- _The request_:
Below are some records; retype all of them exactly.
---------------
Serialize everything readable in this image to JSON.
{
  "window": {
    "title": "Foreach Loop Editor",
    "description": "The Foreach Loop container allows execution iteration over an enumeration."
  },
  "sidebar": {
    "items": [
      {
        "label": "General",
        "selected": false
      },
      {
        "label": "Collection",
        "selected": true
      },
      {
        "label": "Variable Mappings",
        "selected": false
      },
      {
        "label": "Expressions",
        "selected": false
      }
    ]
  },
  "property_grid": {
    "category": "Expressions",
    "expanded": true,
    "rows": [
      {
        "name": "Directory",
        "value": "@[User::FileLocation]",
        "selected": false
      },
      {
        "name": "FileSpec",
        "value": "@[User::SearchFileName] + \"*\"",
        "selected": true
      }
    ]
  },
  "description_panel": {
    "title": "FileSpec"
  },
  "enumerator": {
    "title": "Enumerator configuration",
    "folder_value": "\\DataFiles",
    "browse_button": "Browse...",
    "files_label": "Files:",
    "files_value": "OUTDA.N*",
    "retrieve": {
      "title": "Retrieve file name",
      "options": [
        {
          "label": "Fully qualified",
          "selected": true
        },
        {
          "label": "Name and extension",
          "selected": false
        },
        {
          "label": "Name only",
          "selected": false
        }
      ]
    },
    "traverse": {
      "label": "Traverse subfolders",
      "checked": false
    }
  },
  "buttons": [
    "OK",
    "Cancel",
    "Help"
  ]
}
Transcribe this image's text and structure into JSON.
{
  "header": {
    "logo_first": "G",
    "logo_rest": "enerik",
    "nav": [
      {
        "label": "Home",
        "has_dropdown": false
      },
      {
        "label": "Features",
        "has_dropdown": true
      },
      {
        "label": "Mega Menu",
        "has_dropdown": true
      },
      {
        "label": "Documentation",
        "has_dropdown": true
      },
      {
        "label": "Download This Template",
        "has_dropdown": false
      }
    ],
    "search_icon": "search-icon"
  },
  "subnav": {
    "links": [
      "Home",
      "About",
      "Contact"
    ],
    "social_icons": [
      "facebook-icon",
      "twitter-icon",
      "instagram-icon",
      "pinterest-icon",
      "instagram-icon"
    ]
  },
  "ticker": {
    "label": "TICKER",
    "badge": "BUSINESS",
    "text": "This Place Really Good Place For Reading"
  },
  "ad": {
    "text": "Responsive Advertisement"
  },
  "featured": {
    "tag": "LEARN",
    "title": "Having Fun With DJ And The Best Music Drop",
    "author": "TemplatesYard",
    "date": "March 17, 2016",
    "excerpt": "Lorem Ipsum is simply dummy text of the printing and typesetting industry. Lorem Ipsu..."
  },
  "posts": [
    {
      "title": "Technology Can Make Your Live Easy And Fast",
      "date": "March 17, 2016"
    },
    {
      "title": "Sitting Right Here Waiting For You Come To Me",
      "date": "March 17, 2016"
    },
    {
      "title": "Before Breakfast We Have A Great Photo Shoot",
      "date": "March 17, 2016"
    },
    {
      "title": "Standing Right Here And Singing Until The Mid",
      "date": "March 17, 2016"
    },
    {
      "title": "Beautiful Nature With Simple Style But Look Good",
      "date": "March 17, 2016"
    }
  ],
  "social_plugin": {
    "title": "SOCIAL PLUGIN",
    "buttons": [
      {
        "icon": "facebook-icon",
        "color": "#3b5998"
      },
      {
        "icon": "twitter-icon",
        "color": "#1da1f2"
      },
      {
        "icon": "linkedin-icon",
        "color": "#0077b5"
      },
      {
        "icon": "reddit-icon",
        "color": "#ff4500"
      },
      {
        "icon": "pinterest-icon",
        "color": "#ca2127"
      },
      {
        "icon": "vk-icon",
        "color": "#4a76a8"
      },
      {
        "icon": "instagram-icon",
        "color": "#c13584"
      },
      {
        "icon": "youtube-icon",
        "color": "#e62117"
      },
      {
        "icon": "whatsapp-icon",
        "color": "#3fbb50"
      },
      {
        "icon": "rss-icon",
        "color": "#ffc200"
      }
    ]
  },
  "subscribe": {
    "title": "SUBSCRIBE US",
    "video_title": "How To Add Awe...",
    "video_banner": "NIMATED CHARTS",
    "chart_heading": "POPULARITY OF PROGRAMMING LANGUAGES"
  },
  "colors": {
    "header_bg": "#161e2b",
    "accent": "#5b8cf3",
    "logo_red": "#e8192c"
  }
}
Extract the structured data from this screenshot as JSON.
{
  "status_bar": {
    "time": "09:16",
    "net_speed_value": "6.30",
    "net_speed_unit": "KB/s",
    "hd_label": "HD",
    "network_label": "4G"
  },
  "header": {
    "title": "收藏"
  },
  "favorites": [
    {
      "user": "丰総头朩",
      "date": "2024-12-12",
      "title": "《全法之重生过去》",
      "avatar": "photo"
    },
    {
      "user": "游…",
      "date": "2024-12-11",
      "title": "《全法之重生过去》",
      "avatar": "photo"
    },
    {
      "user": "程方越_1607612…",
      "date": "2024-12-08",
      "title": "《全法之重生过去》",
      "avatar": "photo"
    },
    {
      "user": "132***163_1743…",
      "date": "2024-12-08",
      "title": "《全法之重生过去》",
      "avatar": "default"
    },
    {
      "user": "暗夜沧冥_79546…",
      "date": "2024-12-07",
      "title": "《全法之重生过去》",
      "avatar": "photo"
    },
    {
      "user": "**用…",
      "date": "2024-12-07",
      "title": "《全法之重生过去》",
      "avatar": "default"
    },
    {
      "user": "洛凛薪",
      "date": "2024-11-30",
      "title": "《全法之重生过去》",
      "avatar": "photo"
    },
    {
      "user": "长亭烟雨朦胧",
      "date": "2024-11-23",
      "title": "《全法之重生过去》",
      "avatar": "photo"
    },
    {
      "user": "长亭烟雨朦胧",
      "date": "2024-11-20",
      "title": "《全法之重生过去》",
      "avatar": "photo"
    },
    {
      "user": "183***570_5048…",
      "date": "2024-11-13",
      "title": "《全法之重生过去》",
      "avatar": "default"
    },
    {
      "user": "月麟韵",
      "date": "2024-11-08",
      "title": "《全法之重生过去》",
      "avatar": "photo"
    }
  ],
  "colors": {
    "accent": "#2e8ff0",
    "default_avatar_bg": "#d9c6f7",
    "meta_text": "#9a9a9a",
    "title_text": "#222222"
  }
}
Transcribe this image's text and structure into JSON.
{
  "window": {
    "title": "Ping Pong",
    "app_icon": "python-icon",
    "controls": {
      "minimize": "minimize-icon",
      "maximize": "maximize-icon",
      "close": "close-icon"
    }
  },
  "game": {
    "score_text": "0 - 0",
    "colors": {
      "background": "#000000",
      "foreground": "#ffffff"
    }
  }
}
---------------
- _Problem solution_:
Serialize everything readable in this image to JSON.
{
  "window": {
    "title": "Foreach Loop Editor",
    "description": "The Foreach Loop container allows execution iteration over an enumeration."
  },
  "sidebar": {
    "items": [
      {
        "label": "General",
        "selected": false
      },
      {
        "label": "Collection",
        "selected": true
      },
      {
        "label": "Variable Mappings",
        "selected": false
      },
      {
        "label": "Expressions",
        "selected": false
      }
    ]
  },
  "property_grid": {
    "category": "Expressions",
    "expanded": true,
    "rows": [
      {
        "name": "Directory",
        "value": "@[User::FileLocation]",
        "selected": false
      },
      {
        "name": "FileSpec",
        "value": "@[User::SearchFileName] + \"*\"",
        "selected": true
      }
    ]
  },
  "description_panel": {
    "title": "FileSpec"
  },
  "enumerator": {
    "title": "Enumerator configuration",
    "folder_value": "\\DataFiles",
    "browse_button": "Browse...",
    "files_label": "Files:",
    "files_value": "OUTDA.N*",
    "retrieve": {
      "title": "Retrieve file name",
      "options": [
        {
          "label": "Fully qualified",
          "selected": true
        },
        {
          "label": "Name and extension",
          "selected": false
        },
        {
          "label": "Name only",
          "selected": false
        }
      ]
    },
    "traverse": {
      "label": "Traverse subfolders",
      "checked": false
    }
  },
  "buttons": [
    "OK",
    "Cancel",
    "Help"
  ]
}
Transcribe this image's text and structure into JSON.
{
  "header": {
    "logo_first": "G",
    "logo_rest": "enerik",
    "nav": [
      {
        "label": "Home",
        "has_dropdown": false
      },
      {
        "label": "Features",
        "has_dropdown": true
      },
      {
        "label": "Mega Menu",
        "has_dropdown": true
      },
      {
        "label": "Documentation",
        "has_dropdown": true
      },
      {
        "label": "Download This Template",
        "has_dropdown": false
      }
    ],
    "search_icon": "search-icon"
  },
  "subnav": {
    "links": [
      "Home",
      "About",
      "Contact"
    ],
    "social_icons": [
      "facebook-icon",
      "twitter-icon",
      "instagram-icon",
      "pinterest-icon",
      "instagram-icon"
    ]
  },
  "ticker": {
    "label": "TICKER",
    "badge": "BUSINESS",
    "text": "This Place Really Good Place For Reading"
  },
  "ad": {
    "text": "Responsive Advertisement"
  },
  "featured": {
    "tag": "LEARN",
    "title": "Having Fun With DJ And The Best Music Drop",
    "author": "TemplatesYard",
    "date": "March 17, 2016",
    "excerpt": "Lorem Ipsum is simply dummy text of the printing and typesetting industry. Lorem Ipsu..."
  },
  "posts": [
    {
      "title": "Technology Can Make Your Live Easy And Fast",
      "date": "March 17, 2016"
    },
    {
      "title": "Sitting Right Here Waiting For You Come To Me",
      "date": "March 17, 2016"
    },
    {
      "title": "Before Breakfast We Have A Great Photo Shoot",
      "date": "March 17, 2016"
    },
    {
      "title": "Standing Right Here And Singing Until The Mid",
      "date": "March 17, 2016"
    },
    {
      "title": "Beautiful Nature With Simple Style But Look Good",
      "date": "March 17, 2016"
    }
  ],
  "social_plugin": {
    "title": "SOCIAL PLUGIN",
    "buttons": [
      {
        "icon": "facebook-icon",
        "color": "#3b5998"
      },
      {
        "icon": "twitter-icon",
        "color": "#1da1f2"
      },
      {
        "icon": "linkedin-icon",
        "color": "#0077b5"
      },
      {
        "icon": "reddit-icon",
        "color": "#ff4500"
      },
      {
        "icon": "pinterest-icon",
        "color": "#ca2127"
      },
      {
        "icon": "vk-icon",
        "color": "#4a76a8"
      },
      {
        "icon": "instagram-icon",
        "color": "#c13584"
      },
      {
        "icon": "youtube-icon",
        "color": "#e62117"
      },
      {
        "icon": "whatsapp-icon",
        "color": "#3fbb50"
      },
      {
        "icon": "rss-icon",
        "color": "#ffc200"
      }
    ]
  },
  "subscribe": {
    "title": "SUBSCRIBE US",
    "video_title": "How To Add Awe...",
    "video_banner": "NIMATED CHARTS",
    "chart_heading": "POPULARITY OF PROGRAMMING LANGUAGES"
  },
  "colors": {
    "header_bg": "#161e2b",
    "accent": "#5b8cf3",
    "logo_red": "#e8192c"
  }
}
Extract the structured data from this screenshot as JSON.
{
  "status_bar": {
    "time": "09:16",
    "net_speed_value": "6.30",
    "net_speed_unit": "KB/s",
    "hd_label": "HD",
    "network_label": "4G"
  },
  "header": {
    "title": "收藏"
  },
  "favorites": [
    {
      "user": "丰総头朩",
      "date": "2024-12-12",
      "title": "《全法之重生过去》",
      "avatar": "photo"
    },
    {
      "user": "游…",
      "date": "2024-12-11",
      "title": "《全法之重生过去》",
      "avatar": "photo"
    },
    {
      "user": "程方越_1607612…",
      "date": "2024-12-08",
      "title": "《全法之重生过去》",
      "avatar": "photo"
    },
    {
      "user": "132***163_1743…",
      "date": "2024-12-08",
      "title": "《全法之重生过去》",
      "avatar": "default"
    },
    {
      "user": "暗夜沧冥_79546…",
      "date": "2024-12-07",
      "title": "《全法之重生过去》",
      "avatar": "photo"
    },
    {
      "user": "**用…",
      "date": "2024-12-07",
      "title": "《全法之重生过去》",
      "avatar": "default"
    },
    {
      "user": "洛凛薪",
      "date": "2024-11-30",
      "title": "《全法之重生过去》",
      "avatar": "photo"
    },
    {
      "user": "长亭烟雨朦胧",
      "date": "2024-11-23",
      "title": "《全法之重生过去》",
      "avatar": "photo"
    },
    {
      "user": "长亭烟雨朦胧",
      "date": "2024-11-20",
      "title": "《全法之重生过去》",
      "avatar": "photo"
    },
    {
      "user": "183***570_5048…",
      "date": "2024-11-13",
      "title": "《全法之重生过去》",
      "avatar": "default"
    },
    {
      "user": "月麟韵",
      "date": "2024-11-08",
      "title": "《全法之重生过去》",
      "avatar": "photo"
    }
  ],
  "colors": {
    "accent": "#2e8ff0",
    "default_avatar_bg": "#d9c6f7",
    "meta_text": "#9a9a9a",
    "title_text": "#222222"
  }
}
Transcribe this image's text and structure into JSON.
{
  "window": {
    "title": "Ping Pong",
    "app_icon": "python-icon",
    "controls": {
      "minimize": "minimize-icon",
      "maximize": "maximize-icon",
      "close": "close-icon"
    }
  },
  "game": {
    "score_text": "0 - 0",
    "colors": {
      "background": "#000000",
      "foreground": "#ffffff"
    }
  }
}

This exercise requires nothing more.